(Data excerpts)
- - -

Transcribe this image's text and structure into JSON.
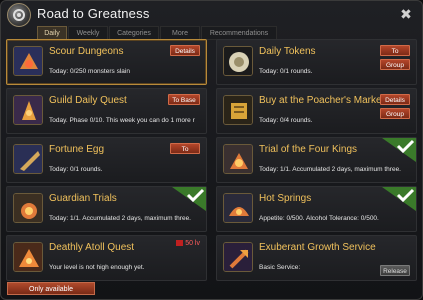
{
  "window": {
    "title": "Road to Greatness"
  },
  "tabs": [
    "Daily",
    "Weekly",
    "Categories",
    "More",
    "Recommendations"
  ],
  "cards": [
    {
      "title": "Scour Dungeons",
      "desc": "Today: 0/250 monsters slain",
      "buttons": [
        "Details"
      ],
      "completed": false,
      "icon": "dungeon-icon"
    },
    {
      "title": "Daily Tokens",
      "desc": "Today: 0/1 rounds.",
      "buttons": [
        "To",
        "Group"
      ],
      "completed": false,
      "icon": "token-icon"
    },
    {
      "title": "Guild Daily Quest",
      "desc": "Today. Phase 0/10. This week you can do 1 more r",
      "buttons": [
        "To Base"
      ],
      "completed": false,
      "icon": "guild-icon"
    },
    {
      "title": "Buy at the Poacher's Market",
      "desc": "Today: 0/4 rounds.",
      "buttons": [
        "Details",
        "Group"
      ],
      "completed": false,
      "icon": "market-icon"
    },
    {
      "title": "Fortune Egg",
      "desc": "Today: 0/1 rounds.",
      "buttons": [
        "To"
      ],
      "completed": false,
      "icon": "egg-icon"
    },
    {
      "title": "Trial of the Four Kings",
      "desc": "Today: 1/1. Accumulated 2 days, maximum three.",
      "buttons": [],
      "completed": true,
      "icon": "kings-icon"
    },
    {
      "title": "Guardian Trials",
      "desc": "Today: 1/1. Accumulated 2 days, maximum three.",
      "buttons": [],
      "completed": true,
      "icon": "guardian-icon"
    },
    {
      "title": "Hot Springs",
      "desc": "Appetite: 0/500. Alcohol Tolerance: 0/500.",
      "buttons": [],
      "completed": true,
      "icon": "springs-icon"
    },
    {
      "title": "Deathly Atoll Quest",
      "desc": "Your level is not high enough yet.",
      "buttons": [],
      "completed": false,
      "level": "50 lv",
      "icon": "atoll-icon"
    },
    {
      "title": "Exuberant Growth Service",
      "desc": "Basic Service:",
      "buttons": [
        "Release"
      ],
      "completed": false,
      "icon": "growth-icon"
    }
  ],
  "footer": {
    "button": "Only available"
  },
  "colors": {
    "accent": "#f0c15c",
    "button": "#9a3a20",
    "check": "#7ccf3a"
  }
}
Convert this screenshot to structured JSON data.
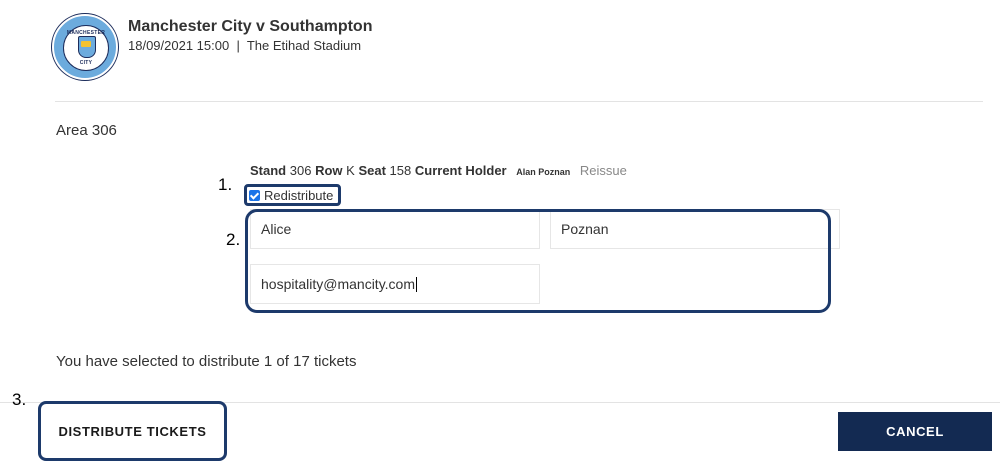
{
  "match": {
    "title": "Manchester City v Southampton",
    "datetime": "18/09/2021 15:00",
    "separator": "|",
    "venue": "The Etihad Stadium",
    "crest_text_top": "MANCHESTER",
    "crest_text_bottom": "CITY"
  },
  "area": {
    "label": "Area 306"
  },
  "seat": {
    "stand_label": "Stand",
    "stand_value": "306",
    "row_label": "Row",
    "row_value": "K",
    "seat_label": "Seat",
    "seat_value": "158",
    "holder_label": "Current Holder",
    "holder_value": "Alan Poznan",
    "reissue_label": "Reissue"
  },
  "redistribute": {
    "label": "Redistribute",
    "checked": true
  },
  "form": {
    "first_name": "Alice",
    "last_name": "Poznan",
    "email": "hospitality@mancity.com"
  },
  "annotations": {
    "step1": "1.",
    "step2": "2.",
    "step3": "3."
  },
  "summary": {
    "text": "You have selected to distribute 1 of 17 tickets"
  },
  "actions": {
    "distribute_label": "DISTRIBUTE TICKETS",
    "cancel_label": "CANCEL"
  },
  "colors": {
    "primary_navy": "#132a52",
    "annotation_border": "#1d3a6b",
    "crest_blue": "#6cabdd",
    "checkbox_blue": "#1a73e8"
  }
}
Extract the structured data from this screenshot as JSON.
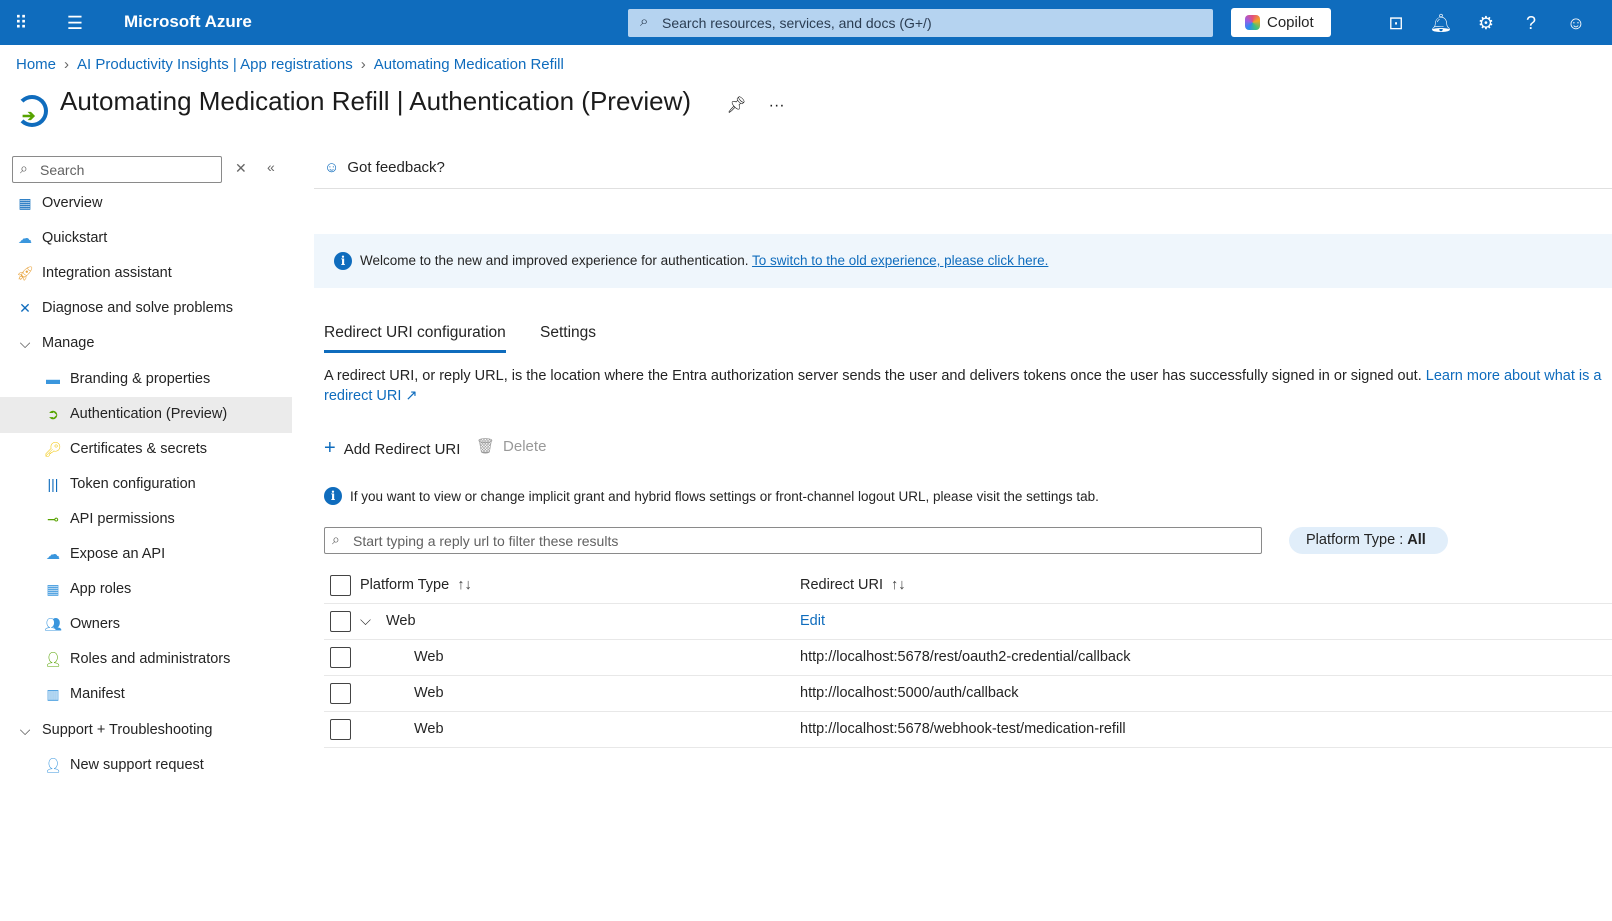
{
  "topbar": {
    "brand": "Microsoft Azure",
    "search_placeholder": "Search resources, services, and docs (G+/)",
    "copilot": "Copilot"
  },
  "breadcrumb": [
    "Home",
    "AI Productivity Insights | App registrations",
    "Automating Medication Refill"
  ],
  "title": {
    "app": "Automating Medication Refill",
    "section": "Authentication (Preview)"
  },
  "sidebar": {
    "search_placeholder": "Search",
    "items": [
      {
        "label": "Overview",
        "icon": "grid-icon",
        "level": 0
      },
      {
        "label": "Quickstart",
        "icon": "cloud-icon",
        "level": 0
      },
      {
        "label": "Integration assistant",
        "icon": "rocket-icon",
        "level": 0
      },
      {
        "label": "Diagnose and solve problems",
        "icon": "wrench-icon",
        "level": 0
      },
      {
        "label": "Manage",
        "icon": "chevron-down-icon",
        "level": 0
      },
      {
        "label": "Branding & properties",
        "icon": "branding-icon",
        "level": 1
      },
      {
        "label": "Authentication (Preview)",
        "icon": "authentication-icon",
        "level": 1
      },
      {
        "label": "Certificates & secrets",
        "icon": "key-icon",
        "level": 1
      },
      {
        "label": "Token configuration",
        "icon": "token-icon",
        "level": 1
      },
      {
        "label": "API permissions",
        "icon": "api-icon",
        "level": 1
      },
      {
        "label": "Expose an API",
        "icon": "cloud-icon",
        "level": 1
      },
      {
        "label": "App roles",
        "icon": "roles-icon",
        "level": 1
      },
      {
        "label": "Owners",
        "icon": "owners-icon",
        "level": 1
      },
      {
        "label": "Roles and administrators",
        "icon": "admin-icon",
        "level": 1
      },
      {
        "label": "Manifest",
        "icon": "manifest-icon",
        "level": 1
      },
      {
        "label": "Support + Troubleshooting",
        "icon": "chevron-down-icon",
        "level": 0
      },
      {
        "label": "New support request",
        "icon": "support-icon",
        "level": 1
      }
    ]
  },
  "main": {
    "feedback": "Got feedback?",
    "banner": {
      "text": "Welcome to the new and improved experience for authentication. ",
      "link": "To switch to the old experience, please click here."
    },
    "tabs": [
      "Redirect URI configuration",
      "Settings"
    ],
    "description": "A redirect URI, or reply URL, is the location where the Entra authorization server sends the user and delivers tokens once the user has successfully signed in or signed out.  ",
    "learn_more": "Learn more about what is a redirect URI",
    "add_label": "Add Redirect URI",
    "delete_label": "Delete",
    "hint": "If you want to view or change implicit grant and hybrid flows settings or front-channel logout URL, please visit the settings tab.",
    "filter_placeholder": "Start typing a reply url to filter these results",
    "pill_label": "Platform Type : ",
    "pill_value": "All",
    "columns": [
      "Platform Type",
      "Redirect URI"
    ],
    "group": {
      "label": "Web",
      "action": "Edit"
    },
    "rows": [
      {
        "type": "Web",
        "uri": "http://localhost:5678/rest/oauth2-credential/callback"
      },
      {
        "type": "Web",
        "uri": "http://localhost:5000/auth/callback"
      },
      {
        "type": "Web",
        "uri": "http://localhost:5678/webhook-test/medication-refill"
      }
    ]
  }
}
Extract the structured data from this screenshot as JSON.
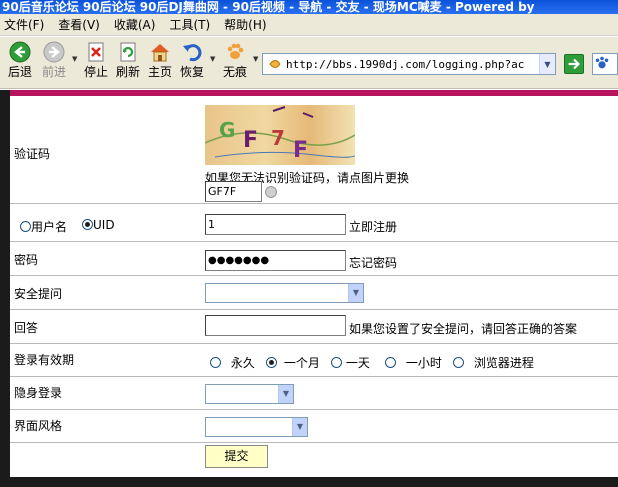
{
  "window": {
    "title": "90后音乐论坛 90后论坛 90后DJ舞曲网 - 90后视频 - 导航 - 交友 - 现场MC喊麦 - Powered by"
  },
  "menu": [
    "文件(F)",
    "查看(V)",
    "收藏(A)",
    "工具(T)",
    "帮助(H)"
  ],
  "toolbar": {
    "back": "后退",
    "forward": "前进",
    "stop": "停止",
    "refresh": "刷新",
    "home": "主页",
    "restore": "恢复",
    "private": "无痕"
  },
  "address": {
    "url": "http://bbs.1990dj.com/logging.php?ac"
  },
  "form": {
    "captcha_label": "验证码",
    "captcha_hint": "如果您无法识别验证码，请点图片更换",
    "captcha_value": "GF7F",
    "captcha_image_text": "GF7F",
    "login_type": {
      "username": "用户名",
      "uid": "UID",
      "selected": "UID"
    },
    "uid_value": "1",
    "register_link": "立即注册",
    "password_label": "密码",
    "password_value": "●●●●●●●",
    "forgot_link": "忘记密码",
    "security_question_label": "安全提问",
    "answer_label": "回答",
    "answer_hint": "如果您设置了安全提问，请回答正确的答案",
    "validity_label": "登录有效期",
    "validity_options": [
      "永久",
      "一个月",
      "一天",
      "一小时",
      "浏览器进程"
    ],
    "validity_selected": "一个月",
    "invisible_label": "隐身登录",
    "style_label": "界面风格",
    "submit": "提交"
  },
  "colors": {
    "accent_line": "#b8135c",
    "submit_bg": "#ffffc6",
    "page_bg": "#1b1b1b"
  }
}
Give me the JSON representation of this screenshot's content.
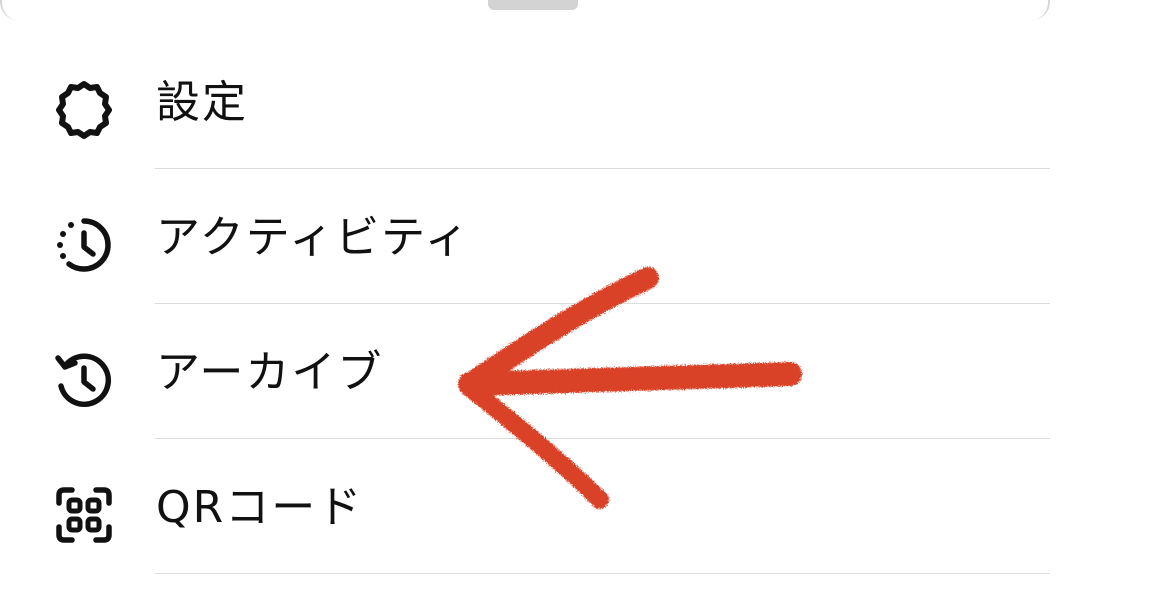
{
  "menu": {
    "items": [
      {
        "label": "設定",
        "icon": "gear-icon"
      },
      {
        "label": "アクティビティ",
        "icon": "activity-clock-icon"
      },
      {
        "label": "アーカイブ",
        "icon": "archive-history-icon"
      },
      {
        "label": "QRコード",
        "icon": "qr-code-icon"
      }
    ]
  },
  "annotation": {
    "type": "hand-drawn-arrow",
    "points_to": "アーカイブ",
    "color": "#d9381e"
  }
}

- - -

What is required: Pull out all lines containing "Search".

Task response:
    "search_placeholder": "Search resources, services, and docs (G+/)",
    "search_placeholder": "Search",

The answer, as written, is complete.